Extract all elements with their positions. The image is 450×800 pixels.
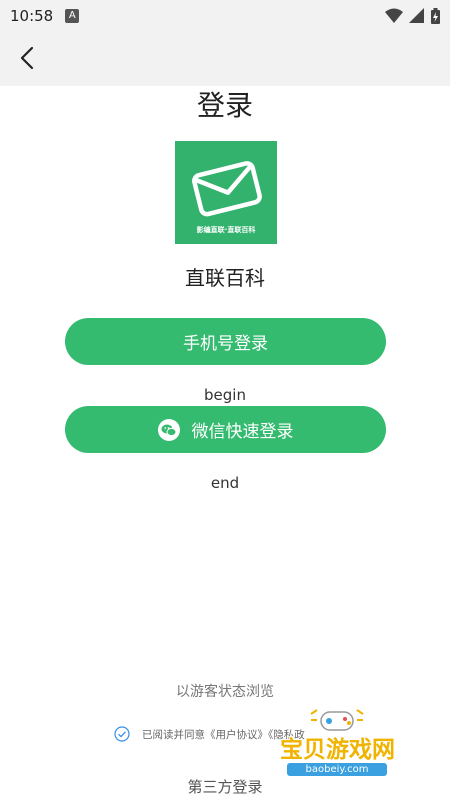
agreement-text[interactable]: 已阅读并同意《用户协议》《隐私政 bbox=[142, 727, 305, 742]
watermark: 宝贝游戏网 baobeiy.com bbox=[255, 706, 420, 786]
notification-a-icon: A bbox=[65, 9, 80, 23]
gamepad-icon bbox=[310, 709, 364, 731]
check-circle-icon[interactable] bbox=[114, 726, 130, 742]
app-name: 直联百科 bbox=[185, 266, 265, 290]
third-party-login-label: 第三方登录 bbox=[187, 778, 263, 796]
end-marker: end bbox=[210, 474, 240, 492]
status-bar: 10:58 A bbox=[0, 0, 450, 32]
app-bar bbox=[0, 32, 450, 86]
logo-caption: 影编直联·直联百科 bbox=[196, 226, 256, 234]
status-icons bbox=[385, 8, 440, 24]
cellular-icon bbox=[409, 8, 424, 23]
wechat-login-button[interactable]: 微信快速登录 bbox=[65, 406, 386, 453]
phone-login-button[interactable]: 手机号登录 bbox=[65, 318, 386, 365]
app-logo: 影编直联·直联百科 bbox=[175, 141, 277, 244]
wifi-icon bbox=[385, 8, 403, 23]
battery-icon bbox=[431, 8, 440, 24]
page-title: 登录 bbox=[196, 89, 253, 122]
phone-login-label: 手机号登录 bbox=[183, 334, 268, 354]
back-arrow-icon[interactable] bbox=[14, 44, 42, 72]
begin-marker: begin bbox=[204, 386, 246, 404]
wechat-icon bbox=[157, 418, 180, 441]
status-time: 10:58 bbox=[10, 7, 54, 25]
wechat-login-label: 微信快速登录 bbox=[191, 422, 294, 442]
guest-browse-link[interactable]: 以游客状态浏览 bbox=[0, 681, 450, 701]
agreement-row: 已阅读并同意《用户协议》《隐私政 bbox=[114, 726, 305, 742]
watermark-url: baobeiy.com bbox=[287, 763, 387, 776]
envelope-icon bbox=[192, 161, 262, 217]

Consigne => Recopiez à l'identique chaque ligne de l'ensemble des enregistrements, en laissant les images de côté.

Réponse rédigée =>
Extract all elements with their positions. The image is 450×800 pixels.
agreement-text[interactable]: 已阅读并同意《用户协议》《隐私政 bbox=[142, 727, 305, 742]
watermark: 宝贝游戏网 baobeiy.com bbox=[255, 706, 420, 786]
notification-a-icon: A bbox=[65, 9, 80, 23]
gamepad-icon bbox=[310, 709, 364, 731]
check-circle-icon[interactable] bbox=[114, 726, 130, 742]
app-name: 直联百科 bbox=[185, 266, 265, 290]
third-party-login-label: 第三方登录 bbox=[187, 778, 263, 796]
end-marker: end bbox=[210, 474, 240, 492]
status-bar: 10:58 A bbox=[0, 0, 450, 32]
app-bar bbox=[0, 32, 450, 86]
logo-caption: 影编直联·直联百科 bbox=[196, 226, 256, 234]
status-icons bbox=[385, 8, 440, 24]
cellular-icon bbox=[409, 8, 424, 23]
wechat-login-button[interactable]: 微信快速登录 bbox=[65, 406, 386, 453]
phone-login-button[interactable]: 手机号登录 bbox=[65, 318, 386, 365]
app-logo: 影编直联·直联百科 bbox=[175, 141, 277, 244]
wifi-icon bbox=[385, 8, 403, 23]
battery-icon bbox=[431, 8, 440, 24]
page-title: 登录 bbox=[196, 89, 253, 122]
phone-login-label: 手机号登录 bbox=[183, 334, 268, 354]
back-arrow-icon[interactable] bbox=[14, 44, 42, 72]
begin-marker: begin bbox=[204, 386, 246, 404]
wechat-icon bbox=[157, 418, 180, 441]
status-time: 10:58 bbox=[10, 7, 54, 25]
wechat-login-label: 微信快速登录 bbox=[191, 422, 294, 442]
guest-browse-link[interactable]: 以游客状态浏览 bbox=[0, 681, 450, 701]
agreement-row: 已阅读并同意《用户协议》《隐私政 bbox=[114, 726, 305, 742]
watermark-url: baobeiy.com bbox=[287, 763, 387, 776]
envelope-icon bbox=[192, 161, 262, 217]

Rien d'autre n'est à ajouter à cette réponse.